▶ **TASK DIRECTIONS**: Go through the records and give each one again exactly.

▶ **DATA FOR THIS TASK**:
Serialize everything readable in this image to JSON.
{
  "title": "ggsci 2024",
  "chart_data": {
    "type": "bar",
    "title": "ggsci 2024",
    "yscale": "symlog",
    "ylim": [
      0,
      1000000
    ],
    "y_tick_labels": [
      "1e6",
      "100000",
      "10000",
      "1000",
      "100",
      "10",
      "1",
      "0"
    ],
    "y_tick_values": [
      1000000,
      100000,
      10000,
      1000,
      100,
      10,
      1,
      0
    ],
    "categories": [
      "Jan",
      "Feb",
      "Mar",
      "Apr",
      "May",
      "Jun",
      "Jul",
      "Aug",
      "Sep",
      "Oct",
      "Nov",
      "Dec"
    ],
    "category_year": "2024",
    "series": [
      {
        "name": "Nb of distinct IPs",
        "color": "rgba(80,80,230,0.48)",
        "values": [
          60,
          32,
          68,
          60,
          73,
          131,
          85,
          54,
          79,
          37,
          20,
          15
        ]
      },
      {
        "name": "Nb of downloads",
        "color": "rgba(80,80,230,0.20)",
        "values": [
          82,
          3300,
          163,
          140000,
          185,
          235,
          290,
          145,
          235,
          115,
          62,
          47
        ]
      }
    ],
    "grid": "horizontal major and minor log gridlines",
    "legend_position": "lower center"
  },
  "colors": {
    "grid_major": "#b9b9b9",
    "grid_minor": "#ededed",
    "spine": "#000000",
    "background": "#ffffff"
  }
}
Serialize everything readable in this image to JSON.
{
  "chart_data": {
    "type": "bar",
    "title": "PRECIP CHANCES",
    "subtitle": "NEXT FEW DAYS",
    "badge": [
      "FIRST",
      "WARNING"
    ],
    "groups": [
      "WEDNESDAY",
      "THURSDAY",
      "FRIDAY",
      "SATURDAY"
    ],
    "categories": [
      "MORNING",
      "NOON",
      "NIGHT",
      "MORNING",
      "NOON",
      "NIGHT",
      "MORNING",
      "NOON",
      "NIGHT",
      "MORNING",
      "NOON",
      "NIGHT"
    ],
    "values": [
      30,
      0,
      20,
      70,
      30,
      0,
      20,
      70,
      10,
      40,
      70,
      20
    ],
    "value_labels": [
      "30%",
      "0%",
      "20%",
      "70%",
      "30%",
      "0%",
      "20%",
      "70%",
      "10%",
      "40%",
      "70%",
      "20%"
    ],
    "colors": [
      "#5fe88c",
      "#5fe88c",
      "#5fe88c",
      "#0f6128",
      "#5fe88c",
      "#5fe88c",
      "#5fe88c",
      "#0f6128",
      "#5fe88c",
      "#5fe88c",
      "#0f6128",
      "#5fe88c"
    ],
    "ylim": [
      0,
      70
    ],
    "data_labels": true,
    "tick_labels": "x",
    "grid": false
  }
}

▶ **EXERCISE SOLUTION**:
Serialize everything readable in this image to JSON.
{
  "title": "ggsci 2024",
  "chart_data": {
    "type": "bar",
    "title": "ggsci 2024",
    "yscale": "symlog",
    "ylim": [
      0,
      1000000
    ],
    "y_tick_labels": [
      "1e6",
      "100000",
      "10000",
      "1000",
      "100",
      "10",
      "1",
      "0"
    ],
    "y_tick_values": [
      1000000,
      100000,
      10000,
      1000,
      100,
      10,
      1,
      0
    ],
    "categories": [
      "Jan",
      "Feb",
      "Mar",
      "Apr",
      "May",
      "Jun",
      "Jul",
      "Aug",
      "Sep",
      "Oct",
      "Nov",
      "Dec"
    ],
    "category_year": "2024",
    "series": [
      {
        "name": "Nb of distinct IPs",
        "color": "rgba(80,80,230,0.48)",
        "values": [
          60,
          32,
          68,
          60,
          73,
          131,
          85,
          54,
          79,
          37,
          20,
          15
        ]
      },
      {
        "name": "Nb of downloads",
        "color": "rgba(80,80,230,0.20)",
        "values": [
          82,
          3300,
          163,
          140000,
          185,
          235,
          290,
          145,
          235,
          115,
          62,
          47
        ]
      }
    ],
    "grid": "horizontal major and minor log gridlines",
    "legend_position": "lower center"
  },
  "colors": {
    "grid_major": "#b9b9b9",
    "grid_minor": "#ededed",
    "spine": "#000000",
    "background": "#ffffff"
  }
}
Serialize everything readable in this image to JSON.
{
  "chart_data": {
    "type": "bar",
    "title": "PRECIP CHANCES",
    "subtitle": "NEXT FEW DAYS",
    "badge": [
      "FIRST",
      "WARNING"
    ],
    "groups": [
      "WEDNESDAY",
      "THURSDAY",
      "FRIDAY",
      "SATURDAY"
    ],
    "categories": [
      "MORNING",
      "NOON",
      "NIGHT",
      "MORNING",
      "NOON",
      "NIGHT",
      "MORNING",
      "NOON",
      "NIGHT",
      "MORNING",
      "NOON",
      "NIGHT"
    ],
    "values": [
      30,
      0,
      20,
      70,
      30,
      0,
      20,
      70,
      10,
      40,
      70,
      20
    ],
    "value_labels": [
      "30%",
      "0%",
      "20%",
      "70%",
      "30%",
      "0%",
      "20%",
      "70%",
      "10%",
      "40%",
      "70%",
      "20%"
    ],
    "colors": [
      "#5fe88c",
      "#5fe88c",
      "#5fe88c",
      "#0f6128",
      "#5fe88c",
      "#5fe88c",
      "#5fe88c",
      "#0f6128",
      "#5fe88c",
      "#5fe88c",
      "#0f6128",
      "#5fe88c"
    ],
    "ylim": [
      0,
      70
    ],
    "data_labels": true,
    "tick_labels": "x",
    "grid": false
  }
}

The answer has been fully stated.